>> Begin

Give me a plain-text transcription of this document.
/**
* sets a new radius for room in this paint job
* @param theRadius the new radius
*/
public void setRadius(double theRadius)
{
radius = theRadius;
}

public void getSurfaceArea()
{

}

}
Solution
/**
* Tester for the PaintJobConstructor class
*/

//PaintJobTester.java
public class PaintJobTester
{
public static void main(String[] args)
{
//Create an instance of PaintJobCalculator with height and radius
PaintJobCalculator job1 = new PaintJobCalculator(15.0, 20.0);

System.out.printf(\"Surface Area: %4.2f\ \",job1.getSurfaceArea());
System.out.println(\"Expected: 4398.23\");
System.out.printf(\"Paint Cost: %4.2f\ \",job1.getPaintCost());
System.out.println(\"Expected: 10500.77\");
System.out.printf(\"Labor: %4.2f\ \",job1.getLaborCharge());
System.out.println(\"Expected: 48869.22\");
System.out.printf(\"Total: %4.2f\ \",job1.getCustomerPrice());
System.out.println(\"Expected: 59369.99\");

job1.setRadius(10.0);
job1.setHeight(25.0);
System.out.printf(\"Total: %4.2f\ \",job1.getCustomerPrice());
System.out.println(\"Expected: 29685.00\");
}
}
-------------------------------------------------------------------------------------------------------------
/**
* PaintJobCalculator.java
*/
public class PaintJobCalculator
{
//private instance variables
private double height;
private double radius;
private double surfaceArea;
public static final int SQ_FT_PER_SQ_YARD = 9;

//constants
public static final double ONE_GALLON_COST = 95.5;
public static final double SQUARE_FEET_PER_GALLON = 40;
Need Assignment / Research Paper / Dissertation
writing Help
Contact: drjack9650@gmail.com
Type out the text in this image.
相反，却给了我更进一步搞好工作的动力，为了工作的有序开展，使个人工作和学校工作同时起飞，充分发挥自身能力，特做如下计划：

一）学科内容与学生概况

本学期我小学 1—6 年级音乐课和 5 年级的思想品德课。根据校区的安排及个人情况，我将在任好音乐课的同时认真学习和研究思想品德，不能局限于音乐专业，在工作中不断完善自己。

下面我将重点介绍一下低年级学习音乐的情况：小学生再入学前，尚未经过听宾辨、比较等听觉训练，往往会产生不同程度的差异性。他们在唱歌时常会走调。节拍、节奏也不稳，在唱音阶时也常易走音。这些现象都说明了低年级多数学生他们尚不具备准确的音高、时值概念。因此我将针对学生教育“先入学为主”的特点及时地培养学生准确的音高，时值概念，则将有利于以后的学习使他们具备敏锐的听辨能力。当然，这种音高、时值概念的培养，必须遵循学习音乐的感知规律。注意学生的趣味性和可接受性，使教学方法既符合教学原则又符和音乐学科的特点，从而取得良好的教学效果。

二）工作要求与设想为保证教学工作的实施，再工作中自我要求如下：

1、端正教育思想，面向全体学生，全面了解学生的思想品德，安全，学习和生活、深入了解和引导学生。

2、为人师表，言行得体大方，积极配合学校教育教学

>> End

WHAT YOU ARE ASKED TO DO:
Take the entries above and copy them out exactly.

RESPONSE:
Give me a plain-text transcription of this document.
/**
* sets a new radius for room in this paint job
* @param theRadius the new radius
*/
public void setRadius(double theRadius)
{
radius = theRadius;
}

public void getSurfaceArea()
{

}

}
Solution
/**
* Tester for the PaintJobConstructor class
*/

//PaintJobTester.java
public class PaintJobTester
{
public static void main(String[] args)
{
//Create an instance of PaintJobCalculator with height and radius
PaintJobCalculator job1 = new PaintJobCalculator(15.0, 20.0);

System.out.printf(\"Surface Area: %4.2f\ \",job1.getSurfaceArea());
System.out.println(\"Expected: 4398.23\");
System.out.printf(\"Paint Cost: %4.2f\ \",job1.getPaintCost());
System.out.println(\"Expected: 10500.77\");
System.out.printf(\"Labor: %4.2f\ \",job1.getLaborCharge());
System.out.println(\"Expected: 48869.22\");
System.out.printf(\"Total: %4.2f\ \",job1.getCustomerPrice());
System.out.println(\"Expected: 59369.99\");

job1.setRadius(10.0);
job1.setHeight(25.0);
System.out.printf(\"Total: %4.2f\ \",job1.getCustomerPrice());
System.out.println(\"Expected: 29685.00\");
}
}
-------------------------------------------------------------------------------------------------------------
/**
* PaintJobCalculator.java
*/
public class PaintJobCalculator
{
//private instance variables
private double height;
private double radius;
private double surfaceArea;
public static final int SQ_FT_PER_SQ_YARD = 9;

//constants
public static final double ONE_GALLON_COST = 95.5;
public static final double SQUARE_FEET_PER_GALLON = 40;
Need Assignment / Research Paper / Dissertation
writing Help
Contact: drjack9650@gmail.com
Type out the text in this image.
相反，却给了我更进一步搞好工作的动力，为了工作的有序开展，使个人工作和学校工作同时起飞，充分发挥自身能力，特做如下计划：

一）学科内容与学生概况

本学期我小学 1—6 年级音乐课和 5 年级的思想品德课。根据校区的安排及个人情况，我将在任好音乐课的同时认真学习和研究思想品德，不能局限于音乐专业，在工作中不断完善自己。

下面我将重点介绍一下低年级学习音乐的情况：小学生再入学前，尚未经过听宾辨、比较等听觉训练，往往会产生不同程度的差异性。他们在唱歌时常会走调。节拍、节奏也不稳，在唱音阶时也常易走音。这些现象都说明了低年级多数学生他们尚不具备准确的音高、时值概念。因此我将针对学生教育“先入学为主”的特点及时地培养学生准确的音高，时值概念，则将有利于以后的学习使他们具备敏锐的听辨能力。当然，这种音高、时值概念的培养，必须遵循学习音乐的感知规律。注意学生的趣味性和可接受性，使教学方法既符合教学原则又符和音乐学科的特点，从而取得良好的教学效果。

二）工作要求与设想为保证教学工作的实施，再工作中自我要求如下：

1、端正教育思想，面向全体学生，全面了解学生的思想品德，安全，学习和生活、深入了解和引导学生。

2、为人师表，言行得体大方，积极配合学校教育教学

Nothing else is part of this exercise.